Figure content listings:
★ ★ ★ ★ ★ ★ ★

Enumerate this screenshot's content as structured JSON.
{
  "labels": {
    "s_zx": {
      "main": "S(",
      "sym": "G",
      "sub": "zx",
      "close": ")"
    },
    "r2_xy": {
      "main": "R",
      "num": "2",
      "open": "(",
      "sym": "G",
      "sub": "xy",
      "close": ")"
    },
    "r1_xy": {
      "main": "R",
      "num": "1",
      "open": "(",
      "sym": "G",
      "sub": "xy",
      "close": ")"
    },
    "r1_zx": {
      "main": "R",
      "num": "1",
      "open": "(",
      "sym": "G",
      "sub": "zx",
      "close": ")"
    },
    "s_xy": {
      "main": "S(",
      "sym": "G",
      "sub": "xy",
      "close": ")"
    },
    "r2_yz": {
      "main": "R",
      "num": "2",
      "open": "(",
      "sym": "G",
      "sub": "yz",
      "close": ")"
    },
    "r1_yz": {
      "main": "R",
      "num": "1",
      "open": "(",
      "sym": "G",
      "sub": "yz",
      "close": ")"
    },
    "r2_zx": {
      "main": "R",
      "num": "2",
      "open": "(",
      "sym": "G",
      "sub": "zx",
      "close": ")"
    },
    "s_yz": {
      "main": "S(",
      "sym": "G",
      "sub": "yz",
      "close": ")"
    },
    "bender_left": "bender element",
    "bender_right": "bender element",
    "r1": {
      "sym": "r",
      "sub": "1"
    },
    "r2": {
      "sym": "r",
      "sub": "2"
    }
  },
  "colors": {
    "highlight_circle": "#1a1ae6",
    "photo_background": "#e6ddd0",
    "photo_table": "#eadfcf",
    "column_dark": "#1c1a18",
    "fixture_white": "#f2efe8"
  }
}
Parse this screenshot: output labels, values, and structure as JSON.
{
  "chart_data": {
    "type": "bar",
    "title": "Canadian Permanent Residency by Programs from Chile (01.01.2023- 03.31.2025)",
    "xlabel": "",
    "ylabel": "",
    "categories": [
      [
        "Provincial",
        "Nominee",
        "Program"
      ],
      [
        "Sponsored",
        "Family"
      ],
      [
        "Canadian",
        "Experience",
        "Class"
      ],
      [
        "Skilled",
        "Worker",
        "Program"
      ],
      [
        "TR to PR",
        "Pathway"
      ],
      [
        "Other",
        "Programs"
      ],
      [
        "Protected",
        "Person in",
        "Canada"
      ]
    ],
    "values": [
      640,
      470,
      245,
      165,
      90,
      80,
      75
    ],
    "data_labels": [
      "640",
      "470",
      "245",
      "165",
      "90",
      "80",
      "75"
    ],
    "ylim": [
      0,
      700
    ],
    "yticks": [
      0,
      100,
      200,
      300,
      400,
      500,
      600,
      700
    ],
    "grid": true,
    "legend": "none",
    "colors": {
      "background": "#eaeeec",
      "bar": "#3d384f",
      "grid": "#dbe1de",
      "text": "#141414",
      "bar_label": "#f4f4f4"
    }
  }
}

★ ★ ★ ★ ★ ★ ★

**WHAT TO WORK ON**
Repeat only what runs from the line holding "Parse this screenshot: output" to the end of the data, keeping every line exactly as written, first and last included.

**TASK RESULT**
Parse this screenshot: output labels, values, and structure as JSON.
{
  "chart_data": {
    "type": "bar",
    "title": "Canadian Permanent Residency by Programs from Chile (01.01.2023- 03.31.2025)",
    "xlabel": "",
    "ylabel": "",
    "categories": [
      [
        "Provincial",
        "Nominee",
        "Program"
      ],
      [
        "Sponsored",
        "Family"
      ],
      [
        "Canadian",
        "Experience",
        "Class"
      ],
      [
        "Skilled",
        "Worker",
        "Program"
      ],
      [
        "TR to PR",
        "Pathway"
      ],
      [
        "Other",
        "Programs"
      ],
      [
        "Protected",
        "Person in",
        "Canada"
      ]
    ],
    "values": [
      640,
      470,
      245,
      165,
      90,
      80,
      75
    ],
    "data_labels": [
      "640",
      "470",
      "245",
      "165",
      "90",
      "80",
      "75"
    ],
    "ylim": [
      0,
      700
    ],
    "yticks": [
      0,
      100,
      200,
      300,
      400,
      500,
      600,
      700
    ],
    "grid": true,
    "legend": "none",
    "colors": {
      "background": "#eaeeec",
      "bar": "#3d384f",
      "grid": "#dbe1de",
      "text": "#141414",
      "bar_label": "#f4f4f4"
    }
  }
}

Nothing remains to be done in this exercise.